Data listing —
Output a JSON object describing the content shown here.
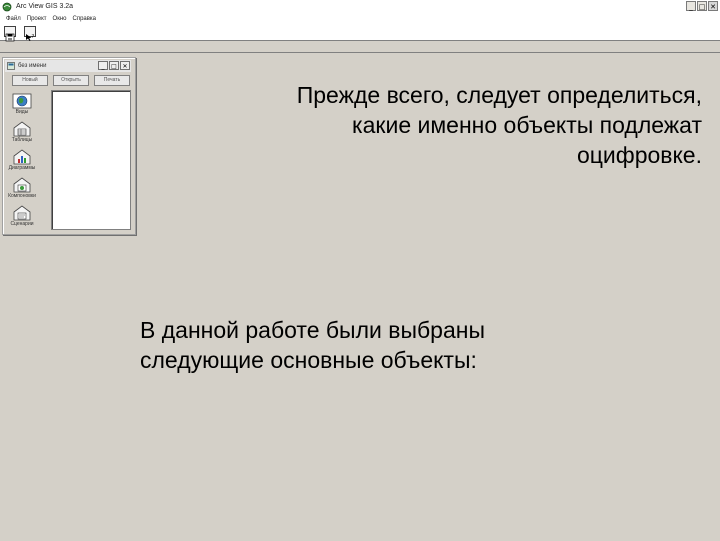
{
  "window": {
    "title": "Arc View GIS 3.2a",
    "controls": [
      "_",
      "□",
      "✕"
    ]
  },
  "menubar": {
    "items": [
      "Файл",
      "Проект",
      "Окно",
      "Справка"
    ]
  },
  "toolbar": {
    "buttons": [
      "save-icon",
      "help-icon"
    ]
  },
  "project_window": {
    "title": "без имени",
    "controls": [
      "_",
      "□",
      "✕"
    ],
    "buttons": [
      "Новый",
      "Открыть",
      "Печать"
    ],
    "doc_types": [
      {
        "label": "Виды",
        "icon": "globe-icon"
      },
      {
        "label": "Таблицы",
        "icon": "table-icon"
      },
      {
        "label": "Диаграммы",
        "icon": "chart-icon"
      },
      {
        "label": "Компоновки",
        "icon": "layout-icon"
      },
      {
        "label": "Сценарии",
        "icon": "script-icon"
      }
    ]
  },
  "slide": {
    "text_top_lines": [
      "Прежде всего, следует определиться,",
      "какие именно объекты подлежат",
      "оцифровке."
    ],
    "text_bottom_lines": [
      "В данной работе были выбраны",
      "следующие основные объекты:"
    ]
  },
  "colors": {
    "workspace_bg": "#d4d0c8",
    "bar_bg": "#ffffff"
  }
}
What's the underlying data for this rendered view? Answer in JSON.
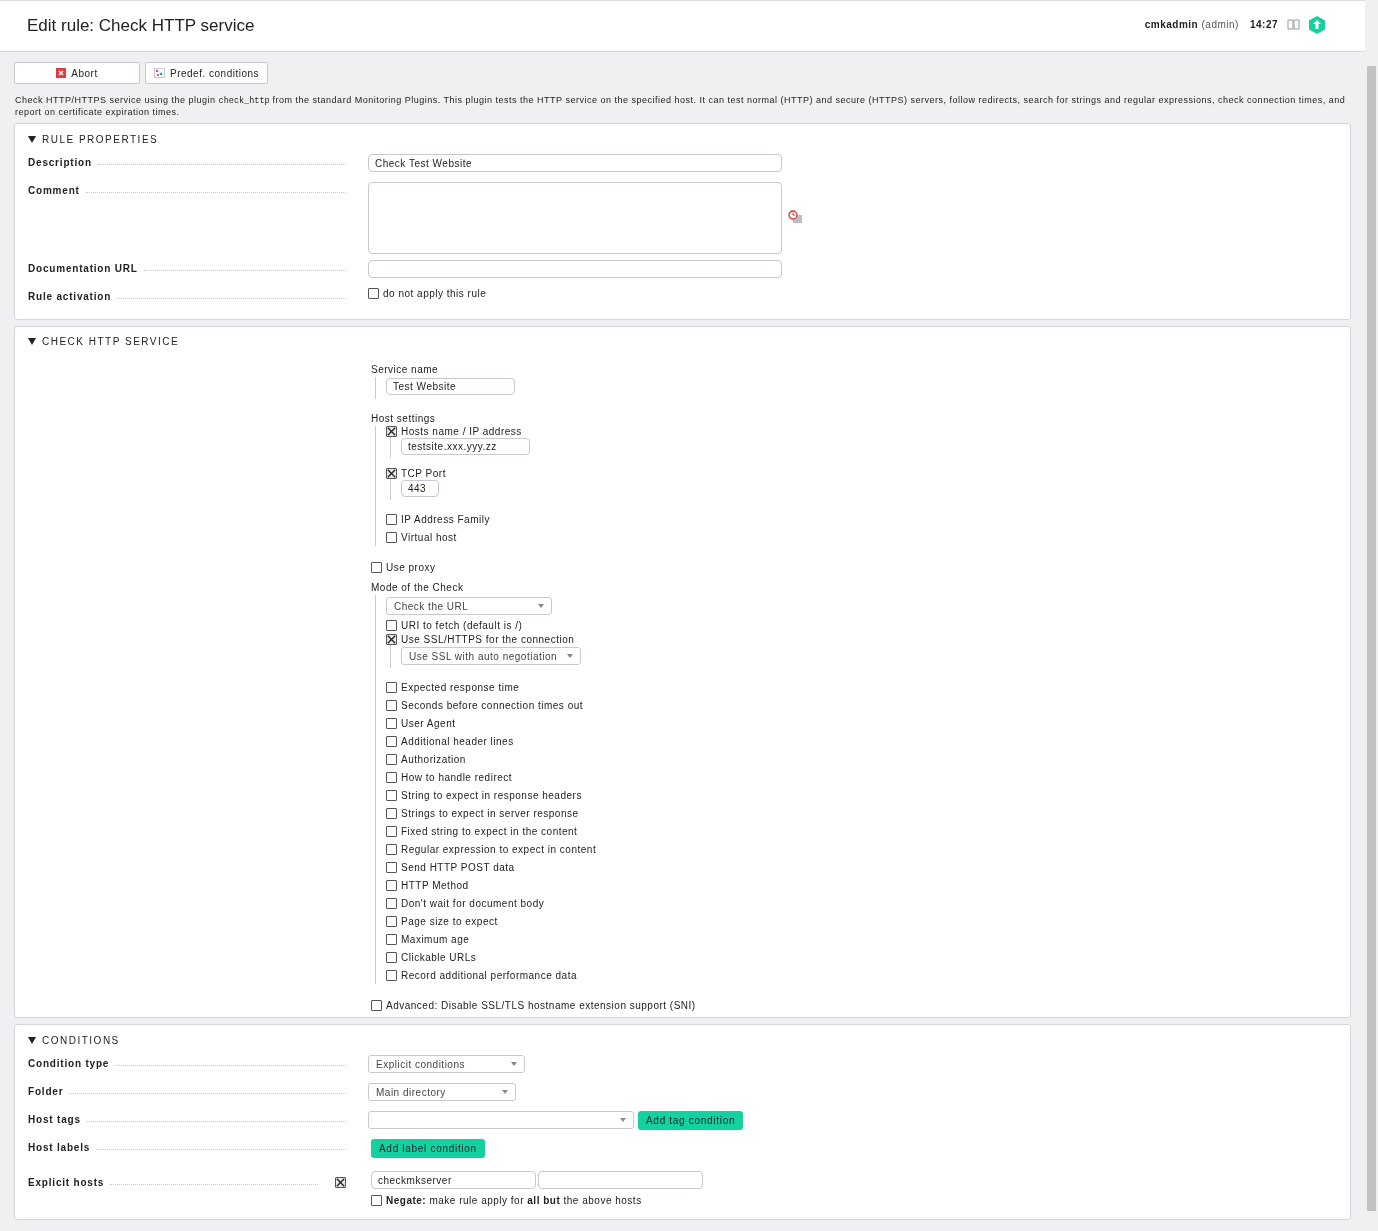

Exercise aim — Gather each line of the records holding the string "JSON".

Solution to the problem —
Output a JSON object describing the content shown here.
What's the underlying data for this rendered view? Answer in JSON.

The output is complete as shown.